[Records that describe figures]
____________________
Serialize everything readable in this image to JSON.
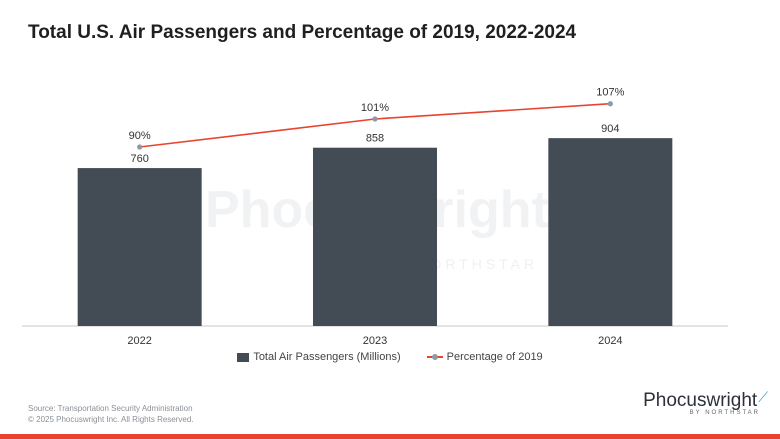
{
  "title": "Total U.S. Air Passengers and Percentage of 2019, 2022-2024",
  "watermark": {
    "main": "Phocuswright",
    "sub": "BY NORTHSTAR"
  },
  "source": {
    "line1": "Source: Transportation Security Administration",
    "line2": "© 2025 Phocuswright Inc. All Rights Reserved."
  },
  "logo": {
    "main": "Phocuswright",
    "sub": "BY NORTHSTAR"
  },
  "colors": {
    "bar": "#434c54",
    "line": "#e8432f",
    "marker": "#8c9aa8",
    "axis": "#c9c9c9",
    "footer_bar": "#e8432f"
  },
  "chart_data": {
    "type": "bar",
    "title": "Total U.S. Air Passengers and Percentage of 2019, 2022-2024",
    "categories": [
      "2022",
      "2023",
      "2024"
    ],
    "series": [
      {
        "name": "Total Air Passengers (Millions)",
        "type": "bar",
        "values": [
          760,
          858,
          904
        ],
        "labels": [
          "760",
          "858",
          "904"
        ]
      },
      {
        "name": "Percentage of 2019",
        "type": "line",
        "values": [
          90,
          101,
          107
        ],
        "labels": [
          "90%",
          "101%",
          "107%"
        ]
      }
    ],
    "y_left_range": [
      0,
      1000
    ],
    "y_right_range": [
      0,
      110
    ],
    "grid": false,
    "legend": "bottom"
  }
}
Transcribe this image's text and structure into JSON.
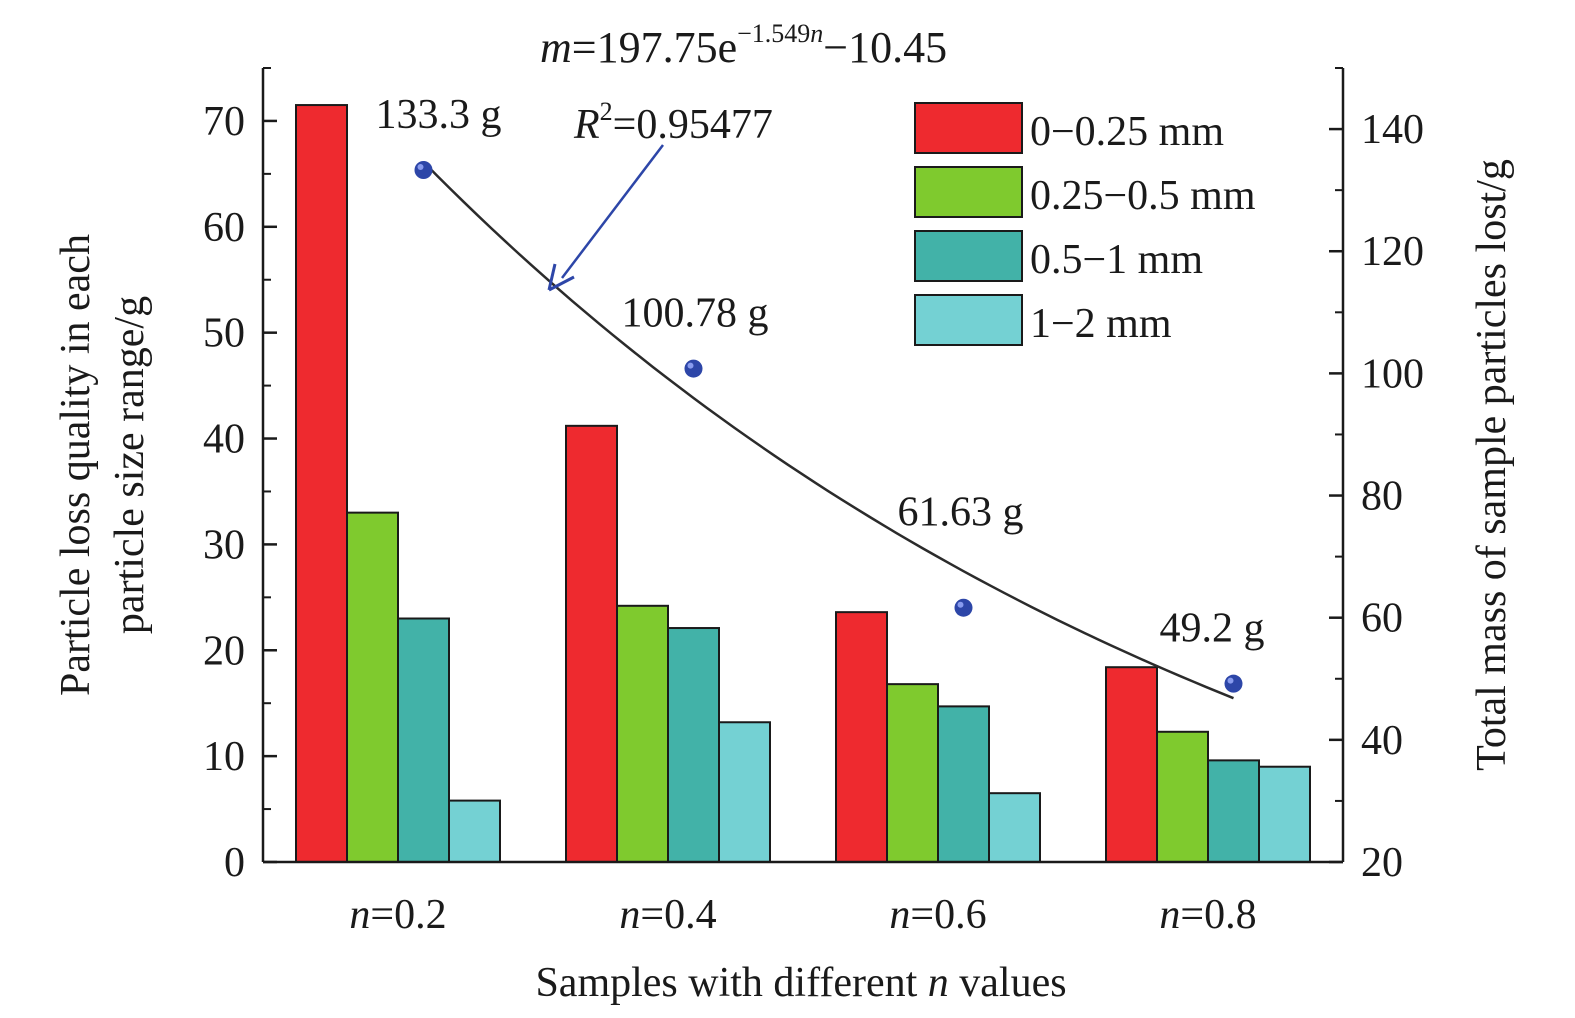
{
  "chart_data": {
    "type": "bar",
    "categories": [
      "n=0.2",
      "n=0.4",
      "n=0.6",
      "n=0.8"
    ],
    "category_labels": [
      {
        "italic": "n",
        "rest": "=0.2"
      },
      {
        "italic": "n",
        "rest": "=0.4"
      },
      {
        "italic": "n",
        "rest": "=0.6"
      },
      {
        "italic": "n",
        "rest": "=0.8"
      }
    ],
    "series": [
      {
        "name": "0−0.25 mm",
        "color": "#ee2a2f",
        "values": [
          71.5,
          41.2,
          23.6,
          18.4
        ]
      },
      {
        "name": "0.25−0.5 mm",
        "color": "#7fca2e",
        "values": [
          33.0,
          24.2,
          16.8,
          12.3
        ]
      },
      {
        "name": "0.5−1 mm",
        "color": "#42b2a8",
        "values": [
          23.0,
          22.1,
          14.7,
          9.6
        ]
      },
      {
        "name": "1−2 mm",
        "color": "#74d1d3",
        "values": [
          5.8,
          13.2,
          6.5,
          9.0
        ]
      }
    ],
    "ylim": [
      0,
      75
    ],
    "y_ticks": [
      0,
      10,
      20,
      30,
      40,
      50,
      60,
      70
    ],
    "y2lim": [
      20,
      150
    ],
    "y2_ticks": [
      20,
      40,
      60,
      80,
      100,
      120,
      140
    ],
    "xlabel": {
      "pre": "Samples with different ",
      "italic": "n",
      "post": " values"
    },
    "ylabel_lines": [
      "Particle loss quality in each",
      "particle size range/g"
    ],
    "y2label": "Total mass of sample particles lost/g",
    "total_mass": {
      "color": "#2d46a8",
      "x": [
        0.2,
        0.4,
        0.6,
        0.8
      ],
      "values": [
        133.3,
        100.78,
        61.63,
        49.2
      ],
      "labels": [
        "133.3 g",
        "100.78 g",
        "61.63 g",
        "49.2 g"
      ]
    },
    "fit": {
      "a": 197.75,
      "b": -1.549,
      "c": -10.45,
      "x_range": [
        0.2,
        0.8
      ],
      "equation": {
        "lhs": "m",
        "eq": "=197.75e",
        "exp": "−1.549",
        "exp_var": "n",
        "tail": "−10.45"
      },
      "r2": {
        "var": "R",
        "sup": "2",
        "value": "=0.95477"
      },
      "arrow_color": "#2d46a8"
    },
    "legend": {
      "position": "top-right"
    },
    "grid": false
  }
}
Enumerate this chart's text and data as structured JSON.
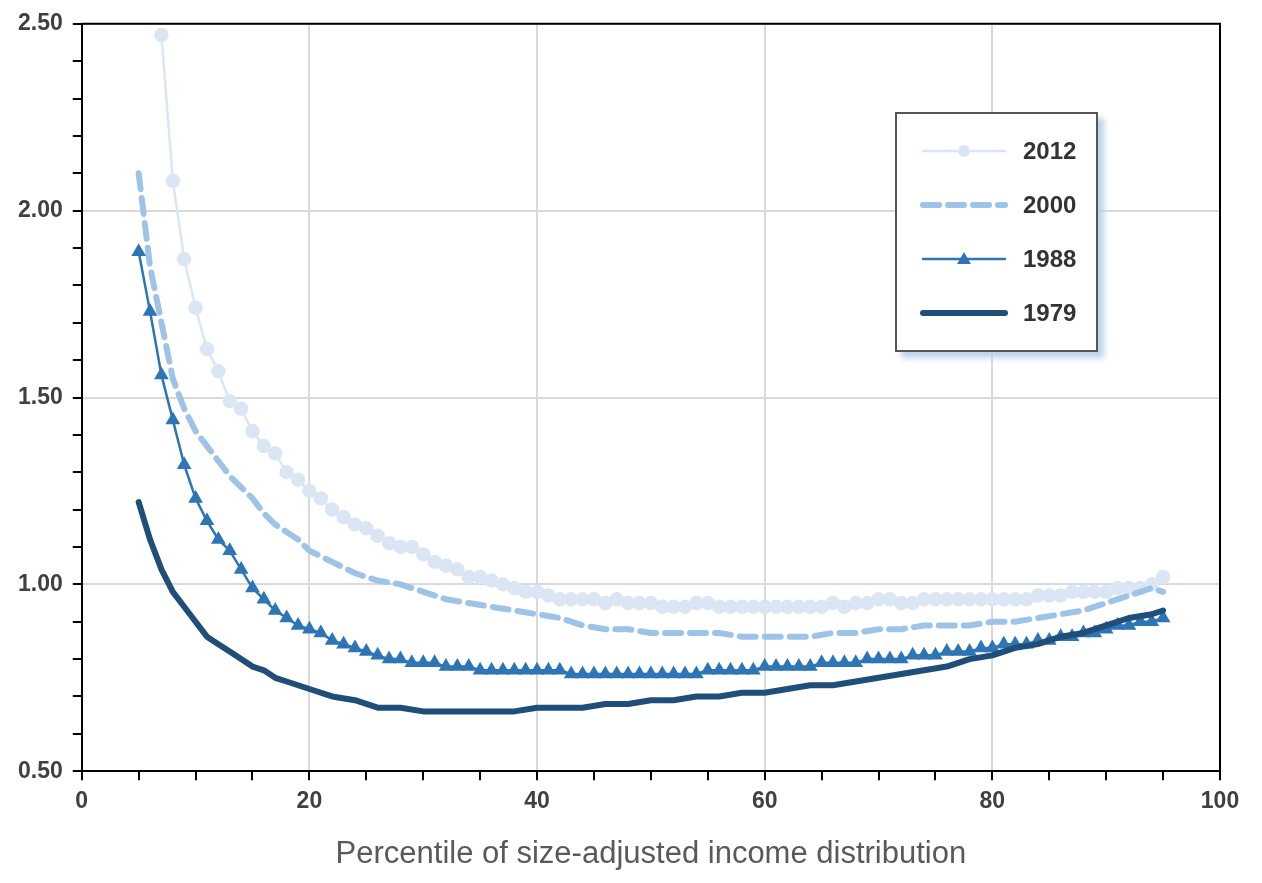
____________________
= WHAT THE EXERCISE ASKS =
Transcribe the whole listing, character for character, but not its images.

= CORRECT RESULT =
Serialize everything readable in this image to JSON.
{
  "title": "Total U.S. Air Passengers and Percentage of 2019, 2022-2024",
  "watermark": {
    "main": "Phocuswright",
    "sub": "BY NORTHSTAR"
  },
  "source": {
    "line1": "Source: Transportation Security Administration",
    "line2": "© 2025 Phocuswright Inc. All Rights Reserved."
  },
  "logo": {
    "main": "Phocuswright",
    "sub": "BY NORTHSTAR"
  },
  "colors": {
    "bar": "#434c54",
    "line": "#e8432f",
    "marker": "#8c9aa8",
    "axis": "#c9c9c9",
    "footer_bar": "#e8432f"
  },
  "chart_data": {
    "type": "bar",
    "title": "Total U.S. Air Passengers and Percentage of 2019, 2022-2024",
    "categories": [
      "2022",
      "2023",
      "2024"
    ],
    "series": [
      {
        "name": "Total Air Passengers (Millions)",
        "type": "bar",
        "values": [
          760,
          858,
          904
        ],
        "labels": [
          "760",
          "858",
          "904"
        ]
      },
      {
        "name": "Percentage of 2019",
        "type": "line",
        "values": [
          90,
          101,
          107
        ],
        "labels": [
          "90%",
          "101%",
          "107%"
        ]
      }
    ],
    "y_left_range": [
      0,
      1000
    ],
    "y_right_range": [
      0,
      110
    ],
    "grid": false,
    "legend": "bottom"
  }
}
Transcribe this image's text and structure into JSON.
{
  "chart_data": {
    "type": "bar",
    "categories": [
      "n=0.2",
      "n=0.4",
      "n=0.6",
      "n=0.8"
    ],
    "category_labels": [
      {
        "italic": "n",
        "rest": "=0.2"
      },
      {
        "italic": "n",
        "rest": "=0.4"
      },
      {
        "italic": "n",
        "rest": "=0.6"
      },
      {
        "italic": "n",
        "rest": "=0.8"
      }
    ],
    "series": [
      {
        "name": "0−0.25 mm",
        "color": "#ee2a2f",
        "values": [
          71.5,
          41.2,
          23.6,
          18.4
        ]
      },
      {
        "name": "0.25−0.5 mm",
        "color": "#7fca2e",
        "values": [
          33.0,
          24.2,
          16.8,
          12.3
        ]
      },
      {
        "name": "0.5−1 mm",
        "color": "#42b2a8",
        "values": [
          23.0,
          22.1,
          14.7,
          9.6
        ]
      },
      {
        "name": "1−2 mm",
        "color": "#74d1d3",
        "values": [
          5.8,
          13.2,
          6.5,
          9.0
        ]
      }
    ],
    "ylim": [
      0,
      75
    ],
    "y_ticks": [
      0,
      10,
      20,
      30,
      40,
      50,
      60,
      70
    ],
    "y2lim": [
      20,
      150
    ],
    "y2_ticks": [
      20,
      40,
      60,
      80,
      100,
      120,
      140
    ],
    "xlabel": {
      "pre": "Samples with different ",
      "italic": "n",
      "post": " values"
    },
    "ylabel_lines": [
      "Particle loss quality in each",
      "particle size range/g"
    ],
    "y2label": "Total mass of sample particles lost/g",
    "total_mass": {
      "color": "#2d46a8",
      "x": [
        0.2,
        0.4,
        0.6,
        0.8
      ],
      "values": [
        133.3,
        100.78,
        61.63,
        49.2
      ],
      "labels": [
        "133.3 g",
        "100.78 g",
        "61.63 g",
        "49.2 g"
      ]
    },
    "fit": {
      "a": 197.75,
      "b": -1.549,
      "c": -10.45,
      "x_range": [
        0.2,
        0.8
      ],
      "equation": {
        "lhs": "m",
        "eq": "=197.75e",
        "exp": "−1.549",
        "exp_var": "n",
        "tail": "−10.45"
      },
      "r2": {
        "var": "R",
        "sup": "2",
        "value": "=0.95477"
      },
      "arrow_color": "#2d46a8"
    },
    "legend": {
      "position": "top-right"
    },
    "grid": false
  }
}
Enumerate this chart's text and data as structured JSON.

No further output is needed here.